• [Given request]:
Reproduce the entries exactly.

··· Given records ···

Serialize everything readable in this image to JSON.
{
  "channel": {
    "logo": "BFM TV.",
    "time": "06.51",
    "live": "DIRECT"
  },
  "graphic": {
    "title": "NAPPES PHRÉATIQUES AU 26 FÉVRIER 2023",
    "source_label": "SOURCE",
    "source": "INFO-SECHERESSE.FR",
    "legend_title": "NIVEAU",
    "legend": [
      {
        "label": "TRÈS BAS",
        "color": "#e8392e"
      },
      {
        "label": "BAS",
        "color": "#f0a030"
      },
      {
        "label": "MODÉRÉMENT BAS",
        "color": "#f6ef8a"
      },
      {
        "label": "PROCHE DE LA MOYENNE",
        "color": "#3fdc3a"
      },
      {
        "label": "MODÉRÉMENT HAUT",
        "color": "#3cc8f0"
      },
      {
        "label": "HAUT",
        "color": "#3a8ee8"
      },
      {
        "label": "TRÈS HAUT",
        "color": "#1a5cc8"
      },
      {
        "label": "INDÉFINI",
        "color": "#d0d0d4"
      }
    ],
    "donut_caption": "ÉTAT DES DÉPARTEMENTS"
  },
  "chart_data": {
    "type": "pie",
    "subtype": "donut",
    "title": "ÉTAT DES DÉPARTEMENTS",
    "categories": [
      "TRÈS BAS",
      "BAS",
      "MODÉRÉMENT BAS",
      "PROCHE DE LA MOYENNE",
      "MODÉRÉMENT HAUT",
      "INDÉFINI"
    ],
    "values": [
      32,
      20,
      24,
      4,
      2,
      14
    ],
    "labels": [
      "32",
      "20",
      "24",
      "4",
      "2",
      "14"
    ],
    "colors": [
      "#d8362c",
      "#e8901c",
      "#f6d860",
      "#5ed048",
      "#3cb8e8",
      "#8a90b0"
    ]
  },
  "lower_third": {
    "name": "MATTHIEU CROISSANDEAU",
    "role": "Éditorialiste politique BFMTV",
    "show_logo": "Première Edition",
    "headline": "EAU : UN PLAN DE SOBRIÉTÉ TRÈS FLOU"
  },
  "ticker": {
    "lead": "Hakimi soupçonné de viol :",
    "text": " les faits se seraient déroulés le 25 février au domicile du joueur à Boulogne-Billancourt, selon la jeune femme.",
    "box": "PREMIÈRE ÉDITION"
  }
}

···

• [Task answer]:
Serialize everything readable in this image to JSON.
{
  "channel": {
    "logo": "BFM TV.",
    "time": "06.51",
    "live": "DIRECT"
  },
  "graphic": {
    "title": "NAPPES PHRÉATIQUES AU 26 FÉVRIER 2023",
    "source_label": "SOURCE",
    "source": "INFO-SECHERESSE.FR",
    "legend_title": "NIVEAU",
    "legend": [
      {
        "label": "TRÈS BAS",
        "color": "#e8392e"
      },
      {
        "label": "BAS",
        "color": "#f0a030"
      },
      {
        "label": "MODÉRÉMENT BAS",
        "color": "#f6ef8a"
      },
      {
        "label": "PROCHE DE LA MOYENNE",
        "color": "#3fdc3a"
      },
      {
        "label": "MODÉRÉMENT HAUT",
        "color": "#3cc8f0"
      },
      {
        "label": "HAUT",
        "color": "#3a8ee8"
      },
      {
        "label": "TRÈS HAUT",
        "color": "#1a5cc8"
      },
      {
        "label": "INDÉFINI",
        "color": "#d0d0d4"
      }
    ],
    "donut_caption": "ÉTAT DES DÉPARTEMENTS"
  },
  "chart_data": {
    "type": "pie",
    "subtype": "donut",
    "title": "ÉTAT DES DÉPARTEMENTS",
    "categories": [
      "TRÈS BAS",
      "BAS",
      "MODÉRÉMENT BAS",
      "PROCHE DE LA MOYENNE",
      "MODÉRÉMENT HAUT",
      "INDÉFINI"
    ],
    "values": [
      32,
      20,
      24,
      4,
      2,
      14
    ],
    "labels": [
      "32",
      "20",
      "24",
      "4",
      "2",
      "14"
    ],
    "colors": [
      "#d8362c",
      "#e8901c",
      "#f6d860",
      "#5ed048",
      "#3cb8e8",
      "#8a90b0"
    ]
  },
  "lower_third": {
    "name": "MATTHIEU CROISSANDEAU",
    "role": "Éditorialiste politique BFMTV",
    "show_logo": "Première Edition",
    "headline": "EAU : UN PLAN DE SOBRIÉTÉ TRÈS FLOU"
  },
  "ticker": {
    "lead": "Hakimi soupçonné de viol :",
    "text": " les faits se seraient déroulés le 25 février au domicile du joueur à Boulogne-Billancourt, selon la jeune femme.",
    "box": "PREMIÈRE ÉDITION"
  }
}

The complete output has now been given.